Work to be completed ::
Lines containing the word "Forecast" should be extracted in full.

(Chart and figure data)
* start *

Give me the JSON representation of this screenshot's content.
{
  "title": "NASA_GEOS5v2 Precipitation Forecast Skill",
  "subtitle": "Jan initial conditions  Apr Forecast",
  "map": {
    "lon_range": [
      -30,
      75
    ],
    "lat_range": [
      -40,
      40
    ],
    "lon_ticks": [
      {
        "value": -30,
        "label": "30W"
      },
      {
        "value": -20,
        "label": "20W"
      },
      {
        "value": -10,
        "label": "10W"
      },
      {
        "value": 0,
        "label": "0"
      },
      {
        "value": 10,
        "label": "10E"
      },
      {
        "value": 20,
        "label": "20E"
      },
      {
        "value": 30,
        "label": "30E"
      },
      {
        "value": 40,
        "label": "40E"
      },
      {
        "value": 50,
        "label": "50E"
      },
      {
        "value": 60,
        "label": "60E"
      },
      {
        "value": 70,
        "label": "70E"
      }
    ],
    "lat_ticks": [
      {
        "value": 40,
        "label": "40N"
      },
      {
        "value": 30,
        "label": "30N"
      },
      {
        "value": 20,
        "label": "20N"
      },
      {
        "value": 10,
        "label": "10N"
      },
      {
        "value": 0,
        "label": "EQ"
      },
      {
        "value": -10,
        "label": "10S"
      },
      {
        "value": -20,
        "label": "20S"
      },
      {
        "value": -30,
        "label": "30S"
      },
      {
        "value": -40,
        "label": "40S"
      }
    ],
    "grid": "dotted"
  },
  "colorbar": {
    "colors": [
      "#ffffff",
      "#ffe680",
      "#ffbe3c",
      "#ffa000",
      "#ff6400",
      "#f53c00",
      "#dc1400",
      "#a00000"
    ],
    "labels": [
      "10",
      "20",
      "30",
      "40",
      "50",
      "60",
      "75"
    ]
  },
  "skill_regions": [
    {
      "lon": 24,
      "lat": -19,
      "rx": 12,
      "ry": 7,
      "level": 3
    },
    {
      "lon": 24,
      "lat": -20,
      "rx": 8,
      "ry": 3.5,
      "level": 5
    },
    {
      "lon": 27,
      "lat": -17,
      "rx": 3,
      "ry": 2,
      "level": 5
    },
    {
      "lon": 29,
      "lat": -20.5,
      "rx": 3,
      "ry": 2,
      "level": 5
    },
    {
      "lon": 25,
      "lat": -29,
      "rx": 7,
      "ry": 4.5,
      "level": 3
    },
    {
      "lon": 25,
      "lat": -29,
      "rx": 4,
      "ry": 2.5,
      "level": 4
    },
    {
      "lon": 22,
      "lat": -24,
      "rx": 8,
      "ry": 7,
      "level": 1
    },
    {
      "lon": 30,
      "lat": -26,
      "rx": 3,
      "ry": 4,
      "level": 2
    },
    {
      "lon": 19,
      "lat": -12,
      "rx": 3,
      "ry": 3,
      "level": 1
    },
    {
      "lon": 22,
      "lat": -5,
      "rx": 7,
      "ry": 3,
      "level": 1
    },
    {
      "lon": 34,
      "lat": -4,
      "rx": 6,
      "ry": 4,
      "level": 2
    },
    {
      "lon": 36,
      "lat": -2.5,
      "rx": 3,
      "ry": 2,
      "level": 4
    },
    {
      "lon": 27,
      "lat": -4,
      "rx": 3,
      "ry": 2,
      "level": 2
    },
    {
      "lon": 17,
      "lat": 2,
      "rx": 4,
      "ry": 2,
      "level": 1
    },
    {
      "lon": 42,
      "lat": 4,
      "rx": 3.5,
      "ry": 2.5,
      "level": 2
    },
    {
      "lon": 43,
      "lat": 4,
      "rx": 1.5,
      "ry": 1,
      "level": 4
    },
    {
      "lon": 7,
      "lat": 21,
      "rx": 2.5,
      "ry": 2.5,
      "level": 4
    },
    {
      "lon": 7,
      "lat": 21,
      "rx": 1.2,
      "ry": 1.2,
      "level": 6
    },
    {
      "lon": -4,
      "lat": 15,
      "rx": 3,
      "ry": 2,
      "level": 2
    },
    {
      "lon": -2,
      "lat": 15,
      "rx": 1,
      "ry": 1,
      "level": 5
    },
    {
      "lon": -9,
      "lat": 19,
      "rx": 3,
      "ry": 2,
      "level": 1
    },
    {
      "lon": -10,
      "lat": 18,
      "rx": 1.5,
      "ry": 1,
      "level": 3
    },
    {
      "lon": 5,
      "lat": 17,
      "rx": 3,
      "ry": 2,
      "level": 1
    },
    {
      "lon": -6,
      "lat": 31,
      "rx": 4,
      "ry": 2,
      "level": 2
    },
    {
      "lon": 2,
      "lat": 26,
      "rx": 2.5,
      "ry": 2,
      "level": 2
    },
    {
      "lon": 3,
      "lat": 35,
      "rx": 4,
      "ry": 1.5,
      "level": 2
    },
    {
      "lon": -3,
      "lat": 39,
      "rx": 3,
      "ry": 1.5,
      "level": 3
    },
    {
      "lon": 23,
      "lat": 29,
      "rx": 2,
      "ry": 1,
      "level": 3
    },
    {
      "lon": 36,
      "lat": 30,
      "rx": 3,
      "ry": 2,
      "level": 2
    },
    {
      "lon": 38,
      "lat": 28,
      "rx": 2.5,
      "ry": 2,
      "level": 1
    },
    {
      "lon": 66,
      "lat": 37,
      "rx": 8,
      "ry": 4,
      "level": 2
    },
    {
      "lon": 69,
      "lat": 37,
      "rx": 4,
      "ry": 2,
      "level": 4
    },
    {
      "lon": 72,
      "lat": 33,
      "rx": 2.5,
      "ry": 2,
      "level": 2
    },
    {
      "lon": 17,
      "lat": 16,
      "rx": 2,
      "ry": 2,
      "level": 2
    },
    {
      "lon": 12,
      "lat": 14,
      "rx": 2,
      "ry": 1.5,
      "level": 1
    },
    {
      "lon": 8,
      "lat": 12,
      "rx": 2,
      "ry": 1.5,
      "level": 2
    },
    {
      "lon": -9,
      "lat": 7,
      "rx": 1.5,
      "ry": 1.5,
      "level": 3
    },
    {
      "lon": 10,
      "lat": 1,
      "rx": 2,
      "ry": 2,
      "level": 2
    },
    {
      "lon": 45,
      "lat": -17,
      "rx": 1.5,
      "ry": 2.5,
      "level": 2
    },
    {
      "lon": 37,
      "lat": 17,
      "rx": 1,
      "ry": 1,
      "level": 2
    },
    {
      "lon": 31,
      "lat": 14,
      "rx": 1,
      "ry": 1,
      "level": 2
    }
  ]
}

* end *

Answer in full ::
  "title": "NASA_GEOS5v2 Precipitation Forecast Skill",
  "subtitle": "Jan initial conditions  Apr Forecast",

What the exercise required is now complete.